TASK TO CARRY OUT - Please copy exactly the lines that begin with the one containing "Convert this document image to plain text." and end with the last line of the entries.

MATERIAL -
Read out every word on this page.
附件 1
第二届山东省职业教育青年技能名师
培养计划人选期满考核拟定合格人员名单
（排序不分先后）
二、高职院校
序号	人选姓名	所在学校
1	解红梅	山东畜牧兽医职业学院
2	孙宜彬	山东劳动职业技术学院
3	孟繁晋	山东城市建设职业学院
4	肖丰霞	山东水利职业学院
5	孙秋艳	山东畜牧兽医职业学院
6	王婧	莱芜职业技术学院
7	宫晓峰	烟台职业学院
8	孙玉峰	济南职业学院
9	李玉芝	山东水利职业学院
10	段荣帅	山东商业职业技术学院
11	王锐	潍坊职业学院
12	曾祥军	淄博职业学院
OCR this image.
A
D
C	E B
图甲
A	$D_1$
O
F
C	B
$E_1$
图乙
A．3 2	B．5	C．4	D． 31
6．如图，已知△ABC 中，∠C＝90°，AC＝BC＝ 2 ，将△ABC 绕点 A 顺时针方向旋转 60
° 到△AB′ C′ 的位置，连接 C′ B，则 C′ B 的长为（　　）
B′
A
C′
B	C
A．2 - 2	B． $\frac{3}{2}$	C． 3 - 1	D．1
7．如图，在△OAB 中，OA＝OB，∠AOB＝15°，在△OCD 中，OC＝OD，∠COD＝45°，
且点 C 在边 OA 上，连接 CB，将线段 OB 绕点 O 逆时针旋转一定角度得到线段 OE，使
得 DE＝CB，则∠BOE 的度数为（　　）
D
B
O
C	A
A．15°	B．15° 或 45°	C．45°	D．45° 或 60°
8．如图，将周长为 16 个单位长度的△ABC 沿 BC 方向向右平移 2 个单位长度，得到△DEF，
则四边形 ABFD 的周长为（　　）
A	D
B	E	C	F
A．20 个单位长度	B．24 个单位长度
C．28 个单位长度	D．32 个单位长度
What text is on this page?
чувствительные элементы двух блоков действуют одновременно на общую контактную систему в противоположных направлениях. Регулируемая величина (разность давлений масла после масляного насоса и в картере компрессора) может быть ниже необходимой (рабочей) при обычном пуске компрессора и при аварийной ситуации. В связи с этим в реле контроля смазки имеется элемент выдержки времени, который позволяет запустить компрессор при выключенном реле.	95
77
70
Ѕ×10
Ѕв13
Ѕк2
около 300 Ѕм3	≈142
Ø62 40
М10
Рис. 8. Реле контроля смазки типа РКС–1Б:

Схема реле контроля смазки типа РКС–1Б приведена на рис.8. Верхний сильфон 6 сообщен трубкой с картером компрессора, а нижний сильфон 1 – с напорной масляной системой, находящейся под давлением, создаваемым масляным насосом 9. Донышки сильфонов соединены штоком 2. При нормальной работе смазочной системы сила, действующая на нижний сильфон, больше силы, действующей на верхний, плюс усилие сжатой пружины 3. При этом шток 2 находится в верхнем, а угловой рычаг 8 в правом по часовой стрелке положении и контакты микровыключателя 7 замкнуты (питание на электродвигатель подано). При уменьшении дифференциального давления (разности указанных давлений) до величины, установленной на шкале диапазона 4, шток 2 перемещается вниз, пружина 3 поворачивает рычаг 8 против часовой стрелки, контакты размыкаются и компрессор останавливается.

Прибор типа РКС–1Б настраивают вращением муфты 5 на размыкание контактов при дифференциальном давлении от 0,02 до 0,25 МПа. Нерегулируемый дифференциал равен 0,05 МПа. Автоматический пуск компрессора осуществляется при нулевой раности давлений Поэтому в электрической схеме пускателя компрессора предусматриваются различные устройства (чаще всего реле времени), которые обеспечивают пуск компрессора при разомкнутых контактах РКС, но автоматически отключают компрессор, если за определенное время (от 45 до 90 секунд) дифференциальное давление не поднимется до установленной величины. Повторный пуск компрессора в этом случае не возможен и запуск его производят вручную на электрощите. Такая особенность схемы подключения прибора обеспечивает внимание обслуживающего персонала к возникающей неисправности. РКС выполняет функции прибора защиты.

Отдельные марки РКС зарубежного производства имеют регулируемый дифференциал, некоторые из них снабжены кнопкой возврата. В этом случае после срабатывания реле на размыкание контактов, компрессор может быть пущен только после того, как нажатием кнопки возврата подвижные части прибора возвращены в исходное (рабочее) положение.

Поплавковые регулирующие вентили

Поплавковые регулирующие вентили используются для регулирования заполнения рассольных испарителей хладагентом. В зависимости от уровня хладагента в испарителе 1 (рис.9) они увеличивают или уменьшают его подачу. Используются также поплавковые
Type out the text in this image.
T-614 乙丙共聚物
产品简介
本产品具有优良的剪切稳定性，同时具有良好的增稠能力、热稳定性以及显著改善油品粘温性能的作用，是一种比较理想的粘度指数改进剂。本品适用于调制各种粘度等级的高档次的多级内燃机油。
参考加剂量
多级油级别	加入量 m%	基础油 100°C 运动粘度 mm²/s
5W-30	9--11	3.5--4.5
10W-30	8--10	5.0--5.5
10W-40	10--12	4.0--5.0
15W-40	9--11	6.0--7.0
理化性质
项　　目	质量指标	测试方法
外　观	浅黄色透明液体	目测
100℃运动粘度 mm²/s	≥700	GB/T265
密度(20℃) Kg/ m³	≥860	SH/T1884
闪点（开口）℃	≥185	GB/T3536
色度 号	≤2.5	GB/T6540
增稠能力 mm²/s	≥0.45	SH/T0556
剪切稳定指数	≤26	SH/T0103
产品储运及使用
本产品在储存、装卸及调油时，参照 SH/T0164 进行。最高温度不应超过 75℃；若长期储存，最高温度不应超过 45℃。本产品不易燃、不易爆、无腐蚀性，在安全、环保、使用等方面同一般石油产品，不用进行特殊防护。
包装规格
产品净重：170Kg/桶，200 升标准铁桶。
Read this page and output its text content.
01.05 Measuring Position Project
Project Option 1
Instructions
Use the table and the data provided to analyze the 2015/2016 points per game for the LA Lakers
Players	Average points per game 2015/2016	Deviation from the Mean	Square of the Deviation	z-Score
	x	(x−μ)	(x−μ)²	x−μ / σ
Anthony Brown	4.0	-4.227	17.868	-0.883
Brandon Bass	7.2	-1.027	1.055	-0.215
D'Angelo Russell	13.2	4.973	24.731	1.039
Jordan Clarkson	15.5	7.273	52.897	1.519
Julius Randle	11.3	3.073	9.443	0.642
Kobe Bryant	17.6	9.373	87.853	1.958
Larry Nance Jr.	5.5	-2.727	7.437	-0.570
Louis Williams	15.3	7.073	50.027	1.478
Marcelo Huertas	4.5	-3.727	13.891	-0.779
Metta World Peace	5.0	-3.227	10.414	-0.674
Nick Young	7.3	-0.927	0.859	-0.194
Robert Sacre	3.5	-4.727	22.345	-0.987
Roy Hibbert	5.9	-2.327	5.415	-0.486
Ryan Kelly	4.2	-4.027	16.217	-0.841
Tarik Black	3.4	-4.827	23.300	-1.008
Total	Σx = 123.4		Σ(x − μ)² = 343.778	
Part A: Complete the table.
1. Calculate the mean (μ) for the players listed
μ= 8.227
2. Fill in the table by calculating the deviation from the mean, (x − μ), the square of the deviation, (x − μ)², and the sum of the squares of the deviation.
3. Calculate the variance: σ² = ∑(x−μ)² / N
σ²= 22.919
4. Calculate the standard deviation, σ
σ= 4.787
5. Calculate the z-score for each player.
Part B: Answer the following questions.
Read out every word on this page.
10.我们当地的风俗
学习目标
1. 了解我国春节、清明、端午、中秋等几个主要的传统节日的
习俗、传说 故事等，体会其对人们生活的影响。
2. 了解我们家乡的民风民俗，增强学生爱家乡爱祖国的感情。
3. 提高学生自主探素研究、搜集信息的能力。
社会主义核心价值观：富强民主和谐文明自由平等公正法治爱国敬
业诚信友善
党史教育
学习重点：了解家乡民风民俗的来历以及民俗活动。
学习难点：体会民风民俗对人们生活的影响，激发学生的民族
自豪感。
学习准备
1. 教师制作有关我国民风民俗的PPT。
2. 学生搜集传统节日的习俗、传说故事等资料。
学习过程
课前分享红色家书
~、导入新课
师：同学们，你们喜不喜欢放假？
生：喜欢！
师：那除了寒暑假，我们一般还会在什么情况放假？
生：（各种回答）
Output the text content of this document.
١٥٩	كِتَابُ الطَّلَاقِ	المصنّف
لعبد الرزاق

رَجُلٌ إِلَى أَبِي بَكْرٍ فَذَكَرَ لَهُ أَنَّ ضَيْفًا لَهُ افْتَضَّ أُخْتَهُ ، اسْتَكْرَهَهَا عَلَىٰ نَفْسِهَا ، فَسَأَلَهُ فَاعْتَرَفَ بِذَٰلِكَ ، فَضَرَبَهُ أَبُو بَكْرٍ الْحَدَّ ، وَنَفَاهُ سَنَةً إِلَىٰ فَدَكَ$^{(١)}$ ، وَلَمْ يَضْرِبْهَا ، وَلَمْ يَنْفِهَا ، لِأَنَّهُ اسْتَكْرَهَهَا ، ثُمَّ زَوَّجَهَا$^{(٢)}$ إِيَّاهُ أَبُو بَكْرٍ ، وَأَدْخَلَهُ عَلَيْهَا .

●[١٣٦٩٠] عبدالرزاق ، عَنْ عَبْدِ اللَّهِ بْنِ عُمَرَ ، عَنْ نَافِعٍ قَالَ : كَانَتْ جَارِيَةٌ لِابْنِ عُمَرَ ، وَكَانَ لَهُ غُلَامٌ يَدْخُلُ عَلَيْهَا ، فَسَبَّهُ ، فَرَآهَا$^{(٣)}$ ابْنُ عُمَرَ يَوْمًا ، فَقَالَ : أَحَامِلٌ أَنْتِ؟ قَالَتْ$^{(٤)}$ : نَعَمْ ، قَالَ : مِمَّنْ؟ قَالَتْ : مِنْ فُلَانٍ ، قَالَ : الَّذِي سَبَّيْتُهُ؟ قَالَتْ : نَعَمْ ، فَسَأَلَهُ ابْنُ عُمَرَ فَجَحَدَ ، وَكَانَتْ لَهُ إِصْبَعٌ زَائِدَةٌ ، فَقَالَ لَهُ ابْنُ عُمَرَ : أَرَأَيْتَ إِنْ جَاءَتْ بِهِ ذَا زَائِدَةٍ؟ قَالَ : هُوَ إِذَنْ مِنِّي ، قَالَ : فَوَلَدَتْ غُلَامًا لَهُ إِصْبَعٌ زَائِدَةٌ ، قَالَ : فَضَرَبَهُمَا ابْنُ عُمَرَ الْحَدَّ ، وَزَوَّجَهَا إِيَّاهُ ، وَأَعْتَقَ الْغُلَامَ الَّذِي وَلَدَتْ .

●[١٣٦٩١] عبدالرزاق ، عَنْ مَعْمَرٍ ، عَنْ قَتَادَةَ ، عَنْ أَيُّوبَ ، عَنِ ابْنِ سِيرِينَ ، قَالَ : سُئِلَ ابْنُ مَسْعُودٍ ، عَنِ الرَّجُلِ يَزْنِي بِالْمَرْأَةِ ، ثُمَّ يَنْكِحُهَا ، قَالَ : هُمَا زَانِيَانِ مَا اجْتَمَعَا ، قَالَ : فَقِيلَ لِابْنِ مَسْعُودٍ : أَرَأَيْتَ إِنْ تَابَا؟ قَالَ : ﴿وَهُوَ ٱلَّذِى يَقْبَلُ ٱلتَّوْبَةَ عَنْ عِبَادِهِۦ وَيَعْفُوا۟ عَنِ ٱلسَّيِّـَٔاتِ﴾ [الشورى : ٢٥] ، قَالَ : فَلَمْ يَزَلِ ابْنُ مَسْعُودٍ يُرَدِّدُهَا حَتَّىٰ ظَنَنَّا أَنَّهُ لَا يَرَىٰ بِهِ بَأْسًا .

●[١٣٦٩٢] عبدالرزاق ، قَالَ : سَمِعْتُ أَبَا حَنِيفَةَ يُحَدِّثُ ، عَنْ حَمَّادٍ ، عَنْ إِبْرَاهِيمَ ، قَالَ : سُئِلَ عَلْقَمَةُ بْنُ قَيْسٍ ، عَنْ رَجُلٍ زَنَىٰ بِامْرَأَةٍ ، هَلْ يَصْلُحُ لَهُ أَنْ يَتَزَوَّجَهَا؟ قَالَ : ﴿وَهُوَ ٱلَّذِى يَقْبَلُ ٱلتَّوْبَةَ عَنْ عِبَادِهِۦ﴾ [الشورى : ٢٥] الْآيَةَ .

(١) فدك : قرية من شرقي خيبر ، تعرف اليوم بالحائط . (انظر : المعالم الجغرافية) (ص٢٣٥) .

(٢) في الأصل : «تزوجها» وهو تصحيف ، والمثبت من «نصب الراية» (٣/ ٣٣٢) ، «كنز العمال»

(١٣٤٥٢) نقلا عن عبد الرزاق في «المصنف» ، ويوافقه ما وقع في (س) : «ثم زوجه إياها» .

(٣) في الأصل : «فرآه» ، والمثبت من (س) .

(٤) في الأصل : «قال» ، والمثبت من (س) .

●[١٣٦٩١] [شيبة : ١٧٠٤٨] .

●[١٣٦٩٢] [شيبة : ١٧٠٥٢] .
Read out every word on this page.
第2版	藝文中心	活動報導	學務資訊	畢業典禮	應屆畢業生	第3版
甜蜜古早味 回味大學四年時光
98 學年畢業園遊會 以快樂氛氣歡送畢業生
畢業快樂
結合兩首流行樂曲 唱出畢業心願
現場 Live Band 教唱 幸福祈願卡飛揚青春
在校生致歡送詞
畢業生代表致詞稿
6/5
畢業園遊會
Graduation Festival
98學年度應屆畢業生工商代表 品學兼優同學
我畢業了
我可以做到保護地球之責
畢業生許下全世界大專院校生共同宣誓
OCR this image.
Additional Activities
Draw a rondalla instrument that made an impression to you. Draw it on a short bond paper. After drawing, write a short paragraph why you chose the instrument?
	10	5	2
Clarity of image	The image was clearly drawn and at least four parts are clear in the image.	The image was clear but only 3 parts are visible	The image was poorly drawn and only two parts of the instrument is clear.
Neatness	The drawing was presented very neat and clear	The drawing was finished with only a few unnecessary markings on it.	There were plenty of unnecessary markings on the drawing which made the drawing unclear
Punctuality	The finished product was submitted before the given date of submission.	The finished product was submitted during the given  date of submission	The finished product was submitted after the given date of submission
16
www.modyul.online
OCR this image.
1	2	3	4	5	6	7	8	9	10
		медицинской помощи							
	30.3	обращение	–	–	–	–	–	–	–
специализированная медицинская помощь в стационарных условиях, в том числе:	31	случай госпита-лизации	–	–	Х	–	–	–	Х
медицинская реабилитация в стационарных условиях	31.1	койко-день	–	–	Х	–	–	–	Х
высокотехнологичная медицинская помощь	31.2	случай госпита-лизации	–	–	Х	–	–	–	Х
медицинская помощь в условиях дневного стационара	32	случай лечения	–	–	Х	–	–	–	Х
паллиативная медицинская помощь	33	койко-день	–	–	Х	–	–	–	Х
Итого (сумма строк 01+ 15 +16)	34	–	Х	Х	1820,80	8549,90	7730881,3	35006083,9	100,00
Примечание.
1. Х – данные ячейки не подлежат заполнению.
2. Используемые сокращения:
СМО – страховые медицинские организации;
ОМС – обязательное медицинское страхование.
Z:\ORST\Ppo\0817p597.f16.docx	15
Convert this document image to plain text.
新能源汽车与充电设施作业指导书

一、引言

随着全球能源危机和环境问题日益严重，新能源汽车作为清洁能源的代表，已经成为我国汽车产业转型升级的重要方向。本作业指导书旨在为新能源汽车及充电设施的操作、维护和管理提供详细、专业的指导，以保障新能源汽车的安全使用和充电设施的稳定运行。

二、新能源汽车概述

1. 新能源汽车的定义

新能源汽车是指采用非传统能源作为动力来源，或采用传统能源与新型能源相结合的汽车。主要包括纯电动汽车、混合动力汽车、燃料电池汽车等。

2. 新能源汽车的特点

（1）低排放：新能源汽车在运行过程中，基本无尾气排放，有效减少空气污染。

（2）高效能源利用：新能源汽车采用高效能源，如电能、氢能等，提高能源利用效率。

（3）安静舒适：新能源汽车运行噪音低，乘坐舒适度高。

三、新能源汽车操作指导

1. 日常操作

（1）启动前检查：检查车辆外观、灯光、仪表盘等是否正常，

RIGHT ANSWER -
Convert this document image to plain text.
新能源汽车与充电设施作业指导书

一、引言

随着全球能源危机和环境问题日益严重，新能源汽车作为清洁能源的代表，已经成为我国汽车产业转型升级的重要方向。本作业指导书旨在为新能源汽车及充电设施的操作、维护和管理提供详细、专业的指导，以保障新能源汽车的安全使用和充电设施的稳定运行。

二、新能源汽车概述

1. 新能源汽车的定义

新能源汽车是指采用非传统能源作为动力来源，或采用传统能源与新型能源相结合的汽车。主要包括纯电动汽车、混合动力汽车、燃料电池汽车等。

2. 新能源汽车的特点

（1）低排放：新能源汽车在运行过程中，基本无尾气排放，有效减少空气污染。

（2）高效能源利用：新能源汽车采用高效能源，如电能、氢能等，提高能源利用效率。

（3）安静舒适：新能源汽车运行噪音低，乘坐舒适度高。

三、新能源汽车操作指导

1. 日常操作

（1）启动前检查：检查车辆外观、灯光、仪表盘等是否正常，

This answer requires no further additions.